*EXTRACTED MATERIAL:*
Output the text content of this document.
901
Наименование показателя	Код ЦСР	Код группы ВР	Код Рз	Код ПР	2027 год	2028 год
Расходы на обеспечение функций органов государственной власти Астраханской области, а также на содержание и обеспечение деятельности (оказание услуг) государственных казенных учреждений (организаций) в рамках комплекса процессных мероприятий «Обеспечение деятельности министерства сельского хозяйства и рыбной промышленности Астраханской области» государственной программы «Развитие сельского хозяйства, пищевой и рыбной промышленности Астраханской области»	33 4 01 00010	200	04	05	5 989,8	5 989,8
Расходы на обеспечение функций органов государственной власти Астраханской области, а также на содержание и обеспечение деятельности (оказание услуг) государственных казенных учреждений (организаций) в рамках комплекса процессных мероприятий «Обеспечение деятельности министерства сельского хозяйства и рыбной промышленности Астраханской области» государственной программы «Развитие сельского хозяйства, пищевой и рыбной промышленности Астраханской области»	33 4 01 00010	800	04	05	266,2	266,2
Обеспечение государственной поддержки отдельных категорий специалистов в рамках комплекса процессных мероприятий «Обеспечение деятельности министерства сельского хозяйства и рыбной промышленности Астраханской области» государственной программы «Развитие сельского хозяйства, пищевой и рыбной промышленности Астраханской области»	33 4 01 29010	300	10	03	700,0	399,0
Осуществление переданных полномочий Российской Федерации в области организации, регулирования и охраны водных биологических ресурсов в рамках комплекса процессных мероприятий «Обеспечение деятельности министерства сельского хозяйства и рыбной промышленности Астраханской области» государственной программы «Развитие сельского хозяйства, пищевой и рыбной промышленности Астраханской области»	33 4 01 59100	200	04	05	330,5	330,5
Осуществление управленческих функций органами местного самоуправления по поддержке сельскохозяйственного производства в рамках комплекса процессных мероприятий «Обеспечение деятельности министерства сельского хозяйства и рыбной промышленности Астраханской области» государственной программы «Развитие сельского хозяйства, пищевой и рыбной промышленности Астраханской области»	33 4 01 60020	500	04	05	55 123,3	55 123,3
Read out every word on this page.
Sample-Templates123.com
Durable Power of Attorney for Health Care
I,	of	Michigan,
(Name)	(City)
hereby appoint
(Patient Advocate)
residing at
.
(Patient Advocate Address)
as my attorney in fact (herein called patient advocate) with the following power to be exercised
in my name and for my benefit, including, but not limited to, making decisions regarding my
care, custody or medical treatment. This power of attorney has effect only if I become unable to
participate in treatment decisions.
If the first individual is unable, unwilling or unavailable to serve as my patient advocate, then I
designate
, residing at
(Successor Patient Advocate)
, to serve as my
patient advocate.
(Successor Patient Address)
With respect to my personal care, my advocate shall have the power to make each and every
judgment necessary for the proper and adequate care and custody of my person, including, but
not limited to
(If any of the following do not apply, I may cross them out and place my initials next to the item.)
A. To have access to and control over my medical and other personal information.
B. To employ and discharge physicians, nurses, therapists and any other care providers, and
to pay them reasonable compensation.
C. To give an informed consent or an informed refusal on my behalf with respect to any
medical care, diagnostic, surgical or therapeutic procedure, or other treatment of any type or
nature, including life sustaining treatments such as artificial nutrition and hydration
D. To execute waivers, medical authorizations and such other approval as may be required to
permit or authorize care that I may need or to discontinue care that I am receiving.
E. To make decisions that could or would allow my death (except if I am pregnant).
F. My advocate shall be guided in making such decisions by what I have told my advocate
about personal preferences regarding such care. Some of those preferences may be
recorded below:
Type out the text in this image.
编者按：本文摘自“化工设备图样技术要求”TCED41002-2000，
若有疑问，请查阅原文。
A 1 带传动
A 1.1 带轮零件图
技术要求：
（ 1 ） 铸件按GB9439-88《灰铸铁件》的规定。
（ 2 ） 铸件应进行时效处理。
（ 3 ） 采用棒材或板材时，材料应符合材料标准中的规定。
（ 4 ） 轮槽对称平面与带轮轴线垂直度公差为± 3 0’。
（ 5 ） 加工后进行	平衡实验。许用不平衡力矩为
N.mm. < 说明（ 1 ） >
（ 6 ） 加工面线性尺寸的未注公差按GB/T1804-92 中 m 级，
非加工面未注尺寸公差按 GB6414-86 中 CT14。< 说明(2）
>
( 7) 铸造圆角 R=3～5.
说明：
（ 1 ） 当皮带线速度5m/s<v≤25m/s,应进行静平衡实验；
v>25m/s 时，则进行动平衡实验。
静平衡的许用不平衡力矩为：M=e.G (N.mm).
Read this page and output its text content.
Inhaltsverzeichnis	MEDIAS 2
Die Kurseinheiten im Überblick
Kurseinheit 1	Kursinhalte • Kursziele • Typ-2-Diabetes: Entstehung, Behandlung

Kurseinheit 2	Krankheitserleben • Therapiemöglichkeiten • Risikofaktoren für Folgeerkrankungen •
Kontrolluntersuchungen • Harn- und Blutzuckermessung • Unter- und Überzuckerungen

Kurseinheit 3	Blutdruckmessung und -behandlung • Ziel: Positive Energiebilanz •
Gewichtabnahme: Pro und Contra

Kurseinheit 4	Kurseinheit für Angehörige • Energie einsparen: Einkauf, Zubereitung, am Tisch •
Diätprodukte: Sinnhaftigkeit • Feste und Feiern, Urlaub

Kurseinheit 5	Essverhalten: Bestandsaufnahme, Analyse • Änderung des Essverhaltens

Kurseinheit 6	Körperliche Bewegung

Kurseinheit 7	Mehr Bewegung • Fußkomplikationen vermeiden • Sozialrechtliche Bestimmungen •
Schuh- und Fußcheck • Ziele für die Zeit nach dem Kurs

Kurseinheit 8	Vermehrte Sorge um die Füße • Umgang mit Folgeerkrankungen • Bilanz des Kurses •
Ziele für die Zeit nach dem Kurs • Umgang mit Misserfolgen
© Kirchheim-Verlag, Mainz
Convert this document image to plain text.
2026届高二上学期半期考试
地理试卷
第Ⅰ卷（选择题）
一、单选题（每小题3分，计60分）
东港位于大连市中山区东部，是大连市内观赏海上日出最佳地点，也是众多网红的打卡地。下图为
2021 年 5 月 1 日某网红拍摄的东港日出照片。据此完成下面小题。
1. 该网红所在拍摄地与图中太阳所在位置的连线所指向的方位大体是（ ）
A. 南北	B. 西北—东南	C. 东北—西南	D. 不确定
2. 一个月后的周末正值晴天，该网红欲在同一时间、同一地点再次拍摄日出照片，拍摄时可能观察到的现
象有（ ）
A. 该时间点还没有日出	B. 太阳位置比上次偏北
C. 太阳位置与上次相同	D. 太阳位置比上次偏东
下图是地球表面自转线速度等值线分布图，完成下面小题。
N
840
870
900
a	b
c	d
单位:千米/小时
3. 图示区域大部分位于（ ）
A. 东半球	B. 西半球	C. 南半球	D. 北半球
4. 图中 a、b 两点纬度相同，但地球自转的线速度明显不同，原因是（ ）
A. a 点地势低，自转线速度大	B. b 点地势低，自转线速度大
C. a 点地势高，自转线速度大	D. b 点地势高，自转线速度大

*THE EXERCISE:*
Only the lines from the one containing "Convert this document image to plain text." to the end of the listing belong in the output, each reproduced exactly.

*THE ANSWER:*
Convert this document image to plain text.
2026届高二上学期半期考试
地理试卷
第Ⅰ卷（选择题）
一、单选题（每小题3分，计60分）
东港位于大连市中山区东部，是大连市内观赏海上日出最佳地点，也是众多网红的打卡地。下图为
2021 年 5 月 1 日某网红拍摄的东港日出照片。据此完成下面小题。
1. 该网红所在拍摄地与图中太阳所在位置的连线所指向的方位大体是（ ）
A. 南北	B. 西北—东南	C. 东北—西南	D. 不确定
2. 一个月后的周末正值晴天，该网红欲在同一时间、同一地点再次拍摄日出照片，拍摄时可能观察到的现
象有（ ）
A. 该时间点还没有日出	B. 太阳位置比上次偏北
C. 太阳位置与上次相同	D. 太阳位置比上次偏东
下图是地球表面自转线速度等值线分布图，完成下面小题。
N
840
870
900
a	b
c	d
单位:千米/小时
3. 图示区域大部分位于（ ）
A. 东半球	B. 西半球	C. 南半球	D. 北半球
4. 图中 a、b 两点纬度相同，但地球自转的线速度明显不同，原因是（ ）
A. a 点地势低，自转线速度大	B. b 点地势低，自转线速度大
C. a 点地势高，自转线速度大	D. b 点地势高，自转线速度大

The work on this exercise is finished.